Название: Jimmy Page: The Definitive Biography
Автор: Chris Salewicz
Издательство: HarperCollins
Жанр: Биографии и Мемуары
isbn: 9780008149307
isbn:
By the time the Yardbirds returned to Long Beach, it was clear that Beck was not in good shape. Although he retired for the night to the arms of Mary Hughes, his Los Angeles girlfriend, he was so sick the next day that that night’s show, at Monterey County Fairgrounds, was cancelled.
Beck’s health was bad enough for him to have to drop out of the rest of the tour, a cause of considerable controversy within the group, but a decision of huge significance for Page. For the remaining 12 dates, beginning on 25 August at San Francisco’s Carousel Ballroom, Chris Dreja switched from rhythm guitar to bass, and Page, wearing the newly fashionable wide-flared trousers, took over as lead guitarist. ‘It was really nerve-wracking,’ he said, ‘because this was the height of the Yardbirds’ concert reputation and I wasn’t exactly ready to roar off on lead guitar. But it went all right, and after that night we stayed that way. When Jeff recovered, it was two lead guitars from then on.’
During the tour Page would hear his own guitar work on the radio, on a single from a recent session he had played in London produced by Mickie Most. Now ‘Sunshine Superman’ by Donovan, an innovative and definitive sound of the summer of 1966 that heralded a golden period and shift of style for the former folk singer, was rising up and up the US charts, reaching the number one slot for a week. Although not released in the UK until December that year, it would almost emulate its US chart position, reaching number two.

Source data:
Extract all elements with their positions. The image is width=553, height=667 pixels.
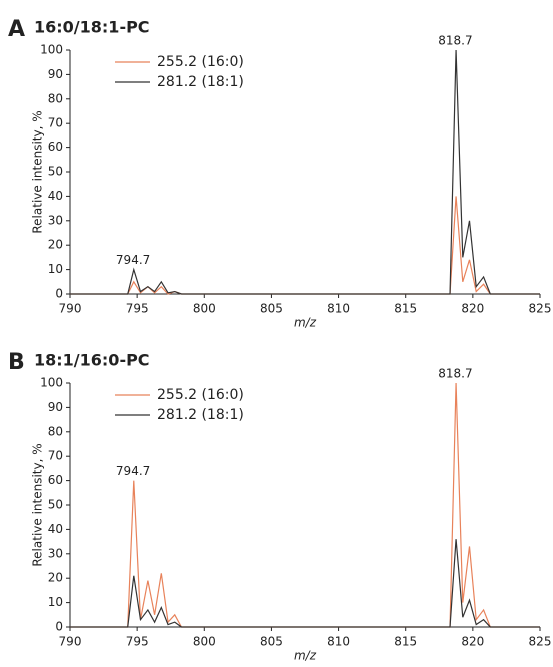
y-tick-label: 30: [48, 546, 63, 560]
x-tick-label: 795: [126, 302, 149, 316]
panel-title: 18:1/16:0-PC: [34, 351, 150, 370]
y-tick-label: 20: [48, 238, 63, 252]
x-axis-label: m/z: [294, 649, 317, 663]
x-tick-label: 810: [327, 635, 350, 649]
y-tick-label: 40: [48, 522, 63, 536]
y-tick-label: 90: [48, 400, 63, 414]
x-tick-label: 800: [193, 635, 216, 649]
peak-annotation: 794.7: [116, 253, 150, 267]
y-tick-label: 10: [48, 595, 63, 609]
y-tick-label: 40: [48, 189, 63, 203]
y-tick-label: 100: [40, 376, 63, 390]
panel-title: 16:0/18:1-PC: [34, 18, 150, 37]
x-tick-label: 820: [461, 302, 484, 316]
x-tick-label: 815: [394, 302, 417, 316]
y-tick-label: 100: [40, 43, 63, 57]
x-tick-label: 790: [59, 302, 82, 316]
peak-annotation: 818.7: [438, 367, 472, 381]
x-tick-label: 825: [529, 302, 552, 316]
panel-label: B: [8, 350, 25, 375]
y-tick-label: 50: [48, 165, 63, 179]
y-tick-label: 70: [48, 449, 63, 463]
panel-label: A: [8, 17, 25, 42]
legend-label: 281.2 (18:1): [157, 407, 244, 423]
y-tick-label: 80: [48, 91, 63, 105]
y-tick-label: 0: [55, 287, 63, 301]
spectrum-line: [70, 49, 540, 295]
y-tick-label: 80: [48, 424, 63, 438]
y-axis-label: Relative intensity, %: [31, 110, 45, 233]
x-tick-label: 805: [260, 635, 283, 649]
y-tick-label: 60: [48, 140, 63, 154]
y-tick-label: 70: [48, 116, 63, 130]
x-tick-label: 825: [529, 635, 552, 649]
x-tick-label: 815: [394, 635, 417, 649]
y-tick-label: 0: [55, 620, 63, 634]
y-tick-label: 20: [48, 571, 63, 585]
x-tick-label: 810: [327, 302, 350, 316]
legend-label: 255.2 (16:0): [157, 387, 244, 403]
spectrum-line: [70, 196, 540, 295]
spectrum-line: [70, 382, 540, 628]
spectrum-line: [70, 539, 540, 628]
x-tick-label: 820: [461, 635, 484, 649]
x-axis-label: m/z: [294, 316, 317, 330]
y-tick-label: 60: [48, 473, 63, 487]
y-tick-label: 10: [48, 262, 63, 276]
legend-label: 255.2 (16:0): [157, 54, 244, 70]
x-tick-label: 805: [260, 302, 283, 316]
peak-annotation: 794.7: [116, 464, 150, 478]
y-tick-label: 30: [48, 213, 63, 227]
x-tick-label: 800: [193, 302, 216, 316]
y-tick-label: 50: [48, 498, 63, 512]
peak-annotation: 818.7: [438, 34, 472, 48]
x-tick-label: 795: [126, 635, 149, 649]
y-axis-label: Relative intensity, %: [31, 443, 45, 566]
legend-label: 281.2 (18:1): [157, 74, 244, 90]
y-tick-label: 90: [48, 67, 63, 81]
x-tick-label: 790: [59, 635, 82, 649]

Exercise set:
(1) Copy the lines of the listing verbatim, starting at the line that contains "y-tick-label: 30: [48, 546, 63, 560]" and ending at the line that contains "y-tick-label: 30: [48, 213, 63, 227]", with both of those lines included.
(2) Resume the Jimmy Page biography excerpt after its final sentence.
The Jimmy Page biography excerpt and the listing have no connection to each other.

Task answers:
(1)
y-tick-label: 30: [48, 546, 63, 560]
x-tick-label: 795: [126, 302, 149, 316]
panel-title: 18:1/16:0-PC: [34, 351, 150, 370]
y-tick-label: 20: [48, 238, 63, 252]
x-axis-label: m/z: [294, 649, 317, 663]
x-tick-label: 810: [327, 635, 350, 649]
y-tick-label: 40: [48, 522, 63, 536]
y-tick-label: 90: [48, 400, 63, 414]
x-tick-label: 800: [193, 635, 216, 649]
peak-annotation: 794.7: [116, 253, 150, 267]
y-tick-label: 10: [48, 595, 63, 609]
y-tick-label: 40: [48, 189, 63, 203]
y-tick-label: 100: [40, 376, 63, 390]
panel-title: 16:0/18:1-PC: [34, 18, 150, 37]
x-tick-label: 820: [461, 302, 484, 316]
x-tick-label: 815: [394, 302, 417, 316]
y-tick-label: 100: [40, 43, 63, 57]
x-tick-label: 790: [59, 302, 82, 316]
peak-annotation: 818.7: [438, 367, 472, 381]
x-tick-label: 825: [529, 302, 552, 316]
panel-label: B: [8, 350, 25, 375]
y-tick-label: 50: [48, 165, 63, 179]
y-tick-label: 70: [48, 449, 63, 463]
panel-label: A: [8, 17, 25, 42]
legend-label: 281.2 (18:1): [157, 407, 244, 423]
y-tick-label: 80: [48, 91, 63, 105]
y-tick-label: 0: [55, 287, 63, 301]
spectrum-line: [70, 49, 540, 295]
y-tick-label: 80: [48, 424, 63, 438]
y-axis-label: Relative intensity, %: [31, 110, 45, 233]
x-tick-label: 805: [260, 635, 283, 649]
y-tick-label: 60: [48, 140, 63, 154]
y-tick-label: 70: [48, 116, 63, 130]
x-tick-label: 825: [529, 635, 552, 649]
x-tick-label: 815: [394, 635, 417, 649]
y-tick-label: 0: [55, 620, 63, 634]
y-tick-label: 20: [48, 571, 63, 585]
x-tick-label: 810: [327, 302, 350, 316]
legend-label: 255.2 (16:0): [157, 387, 244, 403]
spectrum-line: [70, 196, 540, 295]
spectrum-line: [70, 382, 540, 628]
spectrum-line: [70, 539, 540, 628]
x-tick-label: 820: [461, 635, 484, 649]
x-axis-label: m/z: [294, 316, 317, 330]
y-tick-label: 60: [48, 473, 63, 487]
y-tick-label: 10: [48, 262, 63, 276]
legend-label: 255.2 (16:0): [157, 54, 244, 70]
x-tick-label: 805: [260, 302, 283, 316]
peak-annotation: 794.7: [116, 464, 150, 478]
y-tick-label: 30: [48, 213, 63, 227]

(2)
Jimmy Page and Donovan Leitch were like-minded musical souls, each with their own interest in metaphysics. Playing on ‘Sunshine Superman’ with Page was – yet again – John Paul Jones on bass. At those same sessions Page played the haunting guitar on Donovan’s equally memorable ‘Season of the Witch’, which was on the Sunshine Superman album. Built around a D ninth chord shown to Donovan by master guitarist John Renbourn, ‘Season of the Witch’ was ideal for extended versions and would be frequently employed as soundcheck material by Led Zeppelin.
Back in the UK, Jeff Beck’s health returned, and he drove over to Page’s Pangbourne home, its interior design already beginning to reflect the prevailing rock-star rococo style. The two guitarists worked out a stage routine that would allow each to play lead guitar, intertwining with one other and mutually strengthening their playing and that of the group. Among the songs they developed was a version of Freddie King’s ‘Goin’ Down’ – though this was never recorded.
They needed to work fast. On 23 September the Yardbirds again hit the road, supporting the Rolling Stones and the Ike and Tina Turner Revue on a 12-date tour of the UK, two shows a night, ending on 9 October 1966.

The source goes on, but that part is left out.